EXERCISE DIRECTIONS:
From the data that follows, copy every line holding the string "hàng".
[Start of DATA TO PROCESS]
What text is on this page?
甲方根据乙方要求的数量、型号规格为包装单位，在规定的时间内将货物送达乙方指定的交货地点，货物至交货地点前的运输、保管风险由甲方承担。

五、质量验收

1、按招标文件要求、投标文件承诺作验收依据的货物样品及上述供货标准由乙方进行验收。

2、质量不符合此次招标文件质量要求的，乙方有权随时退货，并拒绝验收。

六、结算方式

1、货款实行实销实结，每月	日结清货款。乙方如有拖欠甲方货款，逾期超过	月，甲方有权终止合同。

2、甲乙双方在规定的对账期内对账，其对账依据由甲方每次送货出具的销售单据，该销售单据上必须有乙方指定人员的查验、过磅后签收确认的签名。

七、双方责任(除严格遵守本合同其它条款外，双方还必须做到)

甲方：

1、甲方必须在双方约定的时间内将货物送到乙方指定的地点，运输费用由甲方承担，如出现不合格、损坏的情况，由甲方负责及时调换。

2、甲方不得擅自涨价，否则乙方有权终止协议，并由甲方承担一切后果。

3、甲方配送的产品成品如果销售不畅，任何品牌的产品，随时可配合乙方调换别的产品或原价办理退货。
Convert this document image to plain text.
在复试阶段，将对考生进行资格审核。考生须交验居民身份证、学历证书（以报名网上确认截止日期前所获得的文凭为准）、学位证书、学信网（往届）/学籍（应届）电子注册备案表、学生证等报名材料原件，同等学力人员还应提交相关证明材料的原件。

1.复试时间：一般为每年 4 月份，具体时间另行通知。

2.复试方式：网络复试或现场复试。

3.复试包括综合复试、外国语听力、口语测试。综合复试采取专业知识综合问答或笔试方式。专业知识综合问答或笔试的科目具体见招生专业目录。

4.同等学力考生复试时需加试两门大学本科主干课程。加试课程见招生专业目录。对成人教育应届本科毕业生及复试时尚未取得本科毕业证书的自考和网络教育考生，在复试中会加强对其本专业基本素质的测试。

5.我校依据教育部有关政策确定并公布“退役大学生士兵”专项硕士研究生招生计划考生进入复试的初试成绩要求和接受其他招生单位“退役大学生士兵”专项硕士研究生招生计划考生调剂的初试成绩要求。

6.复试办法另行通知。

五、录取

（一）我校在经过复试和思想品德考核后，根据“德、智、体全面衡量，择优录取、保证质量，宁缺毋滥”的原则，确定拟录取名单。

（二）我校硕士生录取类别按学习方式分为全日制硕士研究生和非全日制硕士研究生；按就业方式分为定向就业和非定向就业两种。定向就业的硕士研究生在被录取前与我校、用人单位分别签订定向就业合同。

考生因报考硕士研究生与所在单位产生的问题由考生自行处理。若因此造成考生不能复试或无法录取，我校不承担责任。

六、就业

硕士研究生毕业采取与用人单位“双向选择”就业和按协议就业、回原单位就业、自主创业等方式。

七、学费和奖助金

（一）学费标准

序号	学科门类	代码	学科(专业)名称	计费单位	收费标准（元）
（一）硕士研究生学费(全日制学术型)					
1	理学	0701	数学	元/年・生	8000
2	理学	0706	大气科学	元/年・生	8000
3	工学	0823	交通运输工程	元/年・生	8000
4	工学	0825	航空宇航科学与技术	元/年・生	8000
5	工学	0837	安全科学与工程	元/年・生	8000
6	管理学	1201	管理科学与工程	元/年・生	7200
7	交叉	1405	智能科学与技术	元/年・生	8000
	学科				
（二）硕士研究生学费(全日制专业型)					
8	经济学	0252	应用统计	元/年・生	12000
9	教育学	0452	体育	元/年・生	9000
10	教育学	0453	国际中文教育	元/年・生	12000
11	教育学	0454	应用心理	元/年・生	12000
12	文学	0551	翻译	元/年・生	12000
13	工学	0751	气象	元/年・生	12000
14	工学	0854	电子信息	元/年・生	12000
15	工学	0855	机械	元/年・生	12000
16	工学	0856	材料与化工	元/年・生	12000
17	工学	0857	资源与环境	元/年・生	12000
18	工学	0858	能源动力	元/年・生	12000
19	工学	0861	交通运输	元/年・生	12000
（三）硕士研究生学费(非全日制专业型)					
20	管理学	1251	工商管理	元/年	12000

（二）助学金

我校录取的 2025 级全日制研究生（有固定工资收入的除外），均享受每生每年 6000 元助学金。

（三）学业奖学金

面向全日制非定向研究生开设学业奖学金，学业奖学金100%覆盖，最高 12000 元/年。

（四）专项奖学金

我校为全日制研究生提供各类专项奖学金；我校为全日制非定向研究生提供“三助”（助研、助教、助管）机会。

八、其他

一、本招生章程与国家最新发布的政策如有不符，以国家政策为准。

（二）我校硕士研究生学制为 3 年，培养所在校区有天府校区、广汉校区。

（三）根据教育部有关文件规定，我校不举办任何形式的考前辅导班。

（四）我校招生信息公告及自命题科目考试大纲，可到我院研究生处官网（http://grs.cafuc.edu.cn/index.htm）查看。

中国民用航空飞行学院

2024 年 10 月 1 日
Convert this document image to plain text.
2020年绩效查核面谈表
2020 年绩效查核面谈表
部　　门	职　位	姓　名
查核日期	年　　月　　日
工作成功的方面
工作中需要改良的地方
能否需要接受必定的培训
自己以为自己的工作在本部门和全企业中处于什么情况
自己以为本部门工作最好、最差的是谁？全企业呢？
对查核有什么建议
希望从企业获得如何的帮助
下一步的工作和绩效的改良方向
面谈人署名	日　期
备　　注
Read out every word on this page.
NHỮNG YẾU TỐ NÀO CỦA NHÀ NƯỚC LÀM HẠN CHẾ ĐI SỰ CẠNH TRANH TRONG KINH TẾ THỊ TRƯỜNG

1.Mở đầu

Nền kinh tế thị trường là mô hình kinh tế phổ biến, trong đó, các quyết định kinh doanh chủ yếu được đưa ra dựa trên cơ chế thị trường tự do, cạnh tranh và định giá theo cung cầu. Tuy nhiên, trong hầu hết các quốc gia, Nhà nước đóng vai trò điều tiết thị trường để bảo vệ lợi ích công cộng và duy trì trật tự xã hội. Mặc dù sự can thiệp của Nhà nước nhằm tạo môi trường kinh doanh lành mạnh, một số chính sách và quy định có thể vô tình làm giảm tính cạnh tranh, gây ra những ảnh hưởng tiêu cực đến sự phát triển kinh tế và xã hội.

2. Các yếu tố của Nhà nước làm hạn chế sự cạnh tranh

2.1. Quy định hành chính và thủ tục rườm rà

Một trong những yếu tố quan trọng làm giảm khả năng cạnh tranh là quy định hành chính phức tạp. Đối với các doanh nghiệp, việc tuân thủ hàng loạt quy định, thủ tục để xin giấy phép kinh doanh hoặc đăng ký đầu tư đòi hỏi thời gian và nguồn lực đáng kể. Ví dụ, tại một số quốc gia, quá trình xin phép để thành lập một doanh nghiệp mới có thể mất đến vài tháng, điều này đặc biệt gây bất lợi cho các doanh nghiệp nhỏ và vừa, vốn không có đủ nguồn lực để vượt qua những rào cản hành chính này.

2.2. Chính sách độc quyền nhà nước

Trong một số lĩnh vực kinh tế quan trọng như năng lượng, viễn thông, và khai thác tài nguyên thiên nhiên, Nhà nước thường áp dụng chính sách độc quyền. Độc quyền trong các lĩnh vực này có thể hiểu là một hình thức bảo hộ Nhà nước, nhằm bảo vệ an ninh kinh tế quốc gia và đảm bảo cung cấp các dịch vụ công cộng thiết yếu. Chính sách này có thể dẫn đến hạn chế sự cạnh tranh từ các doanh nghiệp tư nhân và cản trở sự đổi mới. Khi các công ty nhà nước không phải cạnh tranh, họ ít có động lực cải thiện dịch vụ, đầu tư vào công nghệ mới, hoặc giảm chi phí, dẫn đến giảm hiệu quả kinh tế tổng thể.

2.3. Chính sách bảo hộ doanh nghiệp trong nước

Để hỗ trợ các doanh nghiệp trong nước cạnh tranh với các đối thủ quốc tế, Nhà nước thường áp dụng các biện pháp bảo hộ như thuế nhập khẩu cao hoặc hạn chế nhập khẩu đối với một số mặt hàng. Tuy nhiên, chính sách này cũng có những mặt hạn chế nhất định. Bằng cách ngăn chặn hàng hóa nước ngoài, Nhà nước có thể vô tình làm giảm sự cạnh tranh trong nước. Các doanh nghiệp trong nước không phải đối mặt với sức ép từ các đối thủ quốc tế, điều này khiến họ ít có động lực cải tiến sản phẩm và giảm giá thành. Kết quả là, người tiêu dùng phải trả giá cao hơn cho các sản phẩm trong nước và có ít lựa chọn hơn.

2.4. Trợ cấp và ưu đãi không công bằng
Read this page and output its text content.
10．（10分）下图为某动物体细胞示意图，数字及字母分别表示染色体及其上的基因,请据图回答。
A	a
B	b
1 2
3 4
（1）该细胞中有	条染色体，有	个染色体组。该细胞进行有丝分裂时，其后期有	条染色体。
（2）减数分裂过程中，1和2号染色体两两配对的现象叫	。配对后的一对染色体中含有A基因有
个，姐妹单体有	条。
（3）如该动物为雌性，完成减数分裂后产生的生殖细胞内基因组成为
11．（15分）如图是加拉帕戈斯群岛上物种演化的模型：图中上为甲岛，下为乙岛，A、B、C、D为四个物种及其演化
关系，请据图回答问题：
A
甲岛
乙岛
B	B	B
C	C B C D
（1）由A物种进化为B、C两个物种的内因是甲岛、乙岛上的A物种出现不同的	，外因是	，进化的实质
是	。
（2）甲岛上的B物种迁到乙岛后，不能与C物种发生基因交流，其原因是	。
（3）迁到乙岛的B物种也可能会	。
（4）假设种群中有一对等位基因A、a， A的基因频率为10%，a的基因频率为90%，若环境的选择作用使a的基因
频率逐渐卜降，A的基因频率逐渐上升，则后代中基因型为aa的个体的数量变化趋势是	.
[End of DATA TO PROCESS]
RESPONSE TO THIS TASK:
Một trong những yếu tố quan trọng làm giảm khả năng cạnh tranh là quy định hành chính phức tạp. Đối với các doanh nghiệp, việc tuân thủ hàng loạt quy định, thủ tục để xin giấy phép kinh doanh hoặc đăng ký đầu tư đòi hỏi thời gian và nguồn lực đáng kể. Ví dụ, tại một số quốc gia, quá trình xin phép để thành lập một doanh nghiệp mới có thể mất đến vài tháng, điều này đặc biệt gây bất lợi cho các doanh nghiệp nhỏ và vừa, vốn không có đủ nguồn lực để vượt qua những rào cản hành chính này.
Để hỗ trợ các doanh nghiệp trong nước cạnh tranh với các đối thủ quốc tế, Nhà nước thường áp dụng các biện pháp bảo hộ như thuế nhập khẩu cao hoặc hạn chế nhập khẩu đối với một số mặt hàng. Tuy nhiên, chính sách này cũng có những mặt hạn chế nhất định. Bằng cách ngăn chặn hàng hóa nước ngoài, Nhà nước có thể vô tình làm giảm sự cạnh tranh trong nước. Các doanh nghiệp trong nước không phải đối mặt với sức ép từ các đối thủ quốc tế, điều này khiến họ ít có động lực cải tiến sản phẩm và giảm giá thành. Kết quả là, người tiêu dùng phải trả giá cao hơn cho các sản phẩm trong nước và có ít lựa chọn hơn.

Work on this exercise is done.